**** Data for this exercise

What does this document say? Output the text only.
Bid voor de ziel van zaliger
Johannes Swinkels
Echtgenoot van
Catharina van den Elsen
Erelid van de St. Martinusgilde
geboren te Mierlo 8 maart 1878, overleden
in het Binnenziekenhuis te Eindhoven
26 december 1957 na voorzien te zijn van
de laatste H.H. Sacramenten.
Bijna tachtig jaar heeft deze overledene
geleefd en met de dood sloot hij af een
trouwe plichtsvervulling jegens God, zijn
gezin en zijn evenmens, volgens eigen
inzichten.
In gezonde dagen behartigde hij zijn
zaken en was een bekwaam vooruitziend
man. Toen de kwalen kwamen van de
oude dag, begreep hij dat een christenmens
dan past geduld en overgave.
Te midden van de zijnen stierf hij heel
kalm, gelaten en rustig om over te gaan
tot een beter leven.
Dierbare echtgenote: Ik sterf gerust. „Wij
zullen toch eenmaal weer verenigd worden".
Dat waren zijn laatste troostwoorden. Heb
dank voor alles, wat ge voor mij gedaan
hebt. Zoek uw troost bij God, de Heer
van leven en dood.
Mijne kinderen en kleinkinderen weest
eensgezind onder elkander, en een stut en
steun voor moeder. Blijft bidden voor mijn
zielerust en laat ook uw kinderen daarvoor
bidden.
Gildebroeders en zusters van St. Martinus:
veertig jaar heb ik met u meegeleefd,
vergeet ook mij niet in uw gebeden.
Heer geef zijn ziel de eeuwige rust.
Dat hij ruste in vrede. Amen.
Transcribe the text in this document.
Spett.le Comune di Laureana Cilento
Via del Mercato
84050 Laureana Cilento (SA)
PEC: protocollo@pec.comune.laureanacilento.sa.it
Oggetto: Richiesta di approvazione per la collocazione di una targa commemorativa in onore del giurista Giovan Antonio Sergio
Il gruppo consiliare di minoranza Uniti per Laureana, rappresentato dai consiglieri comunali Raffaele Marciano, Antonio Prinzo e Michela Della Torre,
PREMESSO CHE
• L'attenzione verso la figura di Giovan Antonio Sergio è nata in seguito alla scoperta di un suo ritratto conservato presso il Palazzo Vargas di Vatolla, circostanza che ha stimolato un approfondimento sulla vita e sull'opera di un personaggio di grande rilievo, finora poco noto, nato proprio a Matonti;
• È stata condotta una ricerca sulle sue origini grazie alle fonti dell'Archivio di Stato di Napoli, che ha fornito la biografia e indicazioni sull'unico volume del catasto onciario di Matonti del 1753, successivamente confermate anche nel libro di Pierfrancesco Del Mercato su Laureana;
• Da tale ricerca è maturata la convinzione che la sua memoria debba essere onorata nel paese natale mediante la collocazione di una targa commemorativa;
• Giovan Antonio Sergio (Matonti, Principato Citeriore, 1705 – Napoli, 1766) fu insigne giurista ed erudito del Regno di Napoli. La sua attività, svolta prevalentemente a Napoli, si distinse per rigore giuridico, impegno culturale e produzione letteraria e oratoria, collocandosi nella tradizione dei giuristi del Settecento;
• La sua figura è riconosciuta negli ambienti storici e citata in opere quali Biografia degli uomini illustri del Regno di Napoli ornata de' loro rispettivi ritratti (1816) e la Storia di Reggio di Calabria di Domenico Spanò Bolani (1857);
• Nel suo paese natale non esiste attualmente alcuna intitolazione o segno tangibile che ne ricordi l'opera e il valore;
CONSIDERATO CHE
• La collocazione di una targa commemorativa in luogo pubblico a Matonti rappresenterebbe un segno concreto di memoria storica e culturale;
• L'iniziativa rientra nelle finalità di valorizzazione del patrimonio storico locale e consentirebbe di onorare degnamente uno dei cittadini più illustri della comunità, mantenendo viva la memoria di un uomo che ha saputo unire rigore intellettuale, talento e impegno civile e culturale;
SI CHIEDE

********

*Task requirements*.
Return all of the entries exactly as they were supplied.

*Full solution*.
What does this document say? Output the text only.
Bid voor de ziel van zaliger
Johannes Swinkels
Echtgenoot van
Catharina van den Elsen
Erelid van de St. Martinusgilde
geboren te Mierlo 8 maart 1878, overleden
in het Binnenziekenhuis te Eindhoven
26 december 1957 na voorzien te zijn van
de laatste H.H. Sacramenten.
Bijna tachtig jaar heeft deze overledene
geleefd en met de dood sloot hij af een
trouwe plichtsvervulling jegens God, zijn
gezin en zijn evenmens, volgens eigen
inzichten.
In gezonde dagen behartigde hij zijn
zaken en was een bekwaam vooruitziend
man. Toen de kwalen kwamen van de
oude dag, begreep hij dat een christenmens
dan past geduld en overgave.
Te midden van de zijnen stierf hij heel
kalm, gelaten en rustig om over te gaan
tot een beter leven.
Dierbare echtgenote: Ik sterf gerust. „Wij
zullen toch eenmaal weer verenigd worden".
Dat waren zijn laatste troostwoorden. Heb
dank voor alles, wat ge voor mij gedaan
hebt. Zoek uw troost bij God, de Heer
van leven en dood.
Mijne kinderen en kleinkinderen weest
eensgezind onder elkander, en een stut en
steun voor moeder. Blijft bidden voor mijn
zielerust en laat ook uw kinderen daarvoor
bidden.
Gildebroeders en zusters van St. Martinus:
veertig jaar heb ik met u meegeleefd,
vergeet ook mij niet in uw gebeden.
Heer geef zijn ziel de eeuwige rust.
Dat hij ruste in vrede. Amen.
Transcribe the text in this document.
Spett.le Comune di Laureana Cilento
Via del Mercato
84050 Laureana Cilento (SA)
PEC: protocollo@pec.comune.laureanacilento.sa.it
Oggetto: Richiesta di approvazione per la collocazione di una targa commemorativa in onore del giurista Giovan Antonio Sergio
Il gruppo consiliare di minoranza Uniti per Laureana, rappresentato dai consiglieri comunali Raffaele Marciano, Antonio Prinzo e Michela Della Torre,
PREMESSO CHE
• L'attenzione verso la figura di Giovan Antonio Sergio è nata in seguito alla scoperta di un suo ritratto conservato presso il Palazzo Vargas di Vatolla, circostanza che ha stimolato un approfondimento sulla vita e sull'opera di un personaggio di grande rilievo, finora poco noto, nato proprio a Matonti;
• È stata condotta una ricerca sulle sue origini grazie alle fonti dell'Archivio di Stato di Napoli, che ha fornito la biografia e indicazioni sull'unico volume del catasto onciario di Matonti del 1753, successivamente confermate anche nel libro di Pierfrancesco Del Mercato su Laureana;
• Da tale ricerca è maturata la convinzione che la sua memoria debba essere onorata nel paese natale mediante la collocazione di una targa commemorativa;
• Giovan Antonio Sergio (Matonti, Principato Citeriore, 1705 – Napoli, 1766) fu insigne giurista ed erudito del Regno di Napoli. La sua attività, svolta prevalentemente a Napoli, si distinse per rigore giuridico, impegno culturale e produzione letteraria e oratoria, collocandosi nella tradizione dei giuristi del Settecento;
• La sua figura è riconosciuta negli ambienti storici e citata in opere quali Biografia degli uomini illustri del Regno di Napoli ornata de' loro rispettivi ritratti (1816) e la Storia di Reggio di Calabria di Domenico Spanò Bolani (1857);
• Nel suo paese natale non esiste attualmente alcuna intitolazione o segno tangibile che ne ricordi l'opera e il valore;
CONSIDERATO CHE
• La collocazione di una targa commemorativa in luogo pubblico a Matonti rappresenterebbe un segno concreto di memoria storica e culturale;
• L'iniziativa rientra nelle finalità di valorizzazione del patrimonio storico locale e consentirebbe di onorare degnamente uno dei cittadini più illustri della comunità, mantenendo viva la memoria di un uomo che ha saputo unire rigore intellettuale, talento e impegno civile e culturale;
SI CHIEDE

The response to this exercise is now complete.